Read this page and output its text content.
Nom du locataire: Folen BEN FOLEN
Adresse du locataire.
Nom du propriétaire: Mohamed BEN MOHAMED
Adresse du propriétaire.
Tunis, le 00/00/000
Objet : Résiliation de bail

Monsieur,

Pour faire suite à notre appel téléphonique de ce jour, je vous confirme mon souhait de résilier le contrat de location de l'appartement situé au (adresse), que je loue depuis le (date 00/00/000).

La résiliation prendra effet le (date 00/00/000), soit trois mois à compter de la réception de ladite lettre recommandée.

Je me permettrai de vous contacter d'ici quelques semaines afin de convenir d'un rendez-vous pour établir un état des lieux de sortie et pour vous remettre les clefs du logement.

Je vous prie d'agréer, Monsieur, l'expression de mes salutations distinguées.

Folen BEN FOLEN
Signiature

• Prompt: Retype all the material above precisely, with no line left out.

• Written answer:
Read this page and output its text content.
Nom du locataire: Folen BEN FOLEN
Adresse du locataire.
Nom du propriétaire: Mohamed BEN MOHAMED
Adresse du propriétaire.
Tunis, le 00/00/000
Objet : Résiliation de bail

Monsieur,

Pour faire suite à notre appel téléphonique de ce jour, je vous confirme mon souhait de résilier le contrat de location de l'appartement situé au (adresse), que je loue depuis le (date 00/00/000).

La résiliation prendra effet le (date 00/00/000), soit trois mois à compter de la réception de ladite lettre recommandée.

Je me permettrai de vous contacter d'ici quelques semaines afin de convenir d'un rendez-vous pour établir un état des lieux de sortie et pour vous remettre les clefs du logement.

Je vous prie d'agréer, Monsieur, l'expression de mes salutations distinguées.

Folen BEN FOLEN
Signiature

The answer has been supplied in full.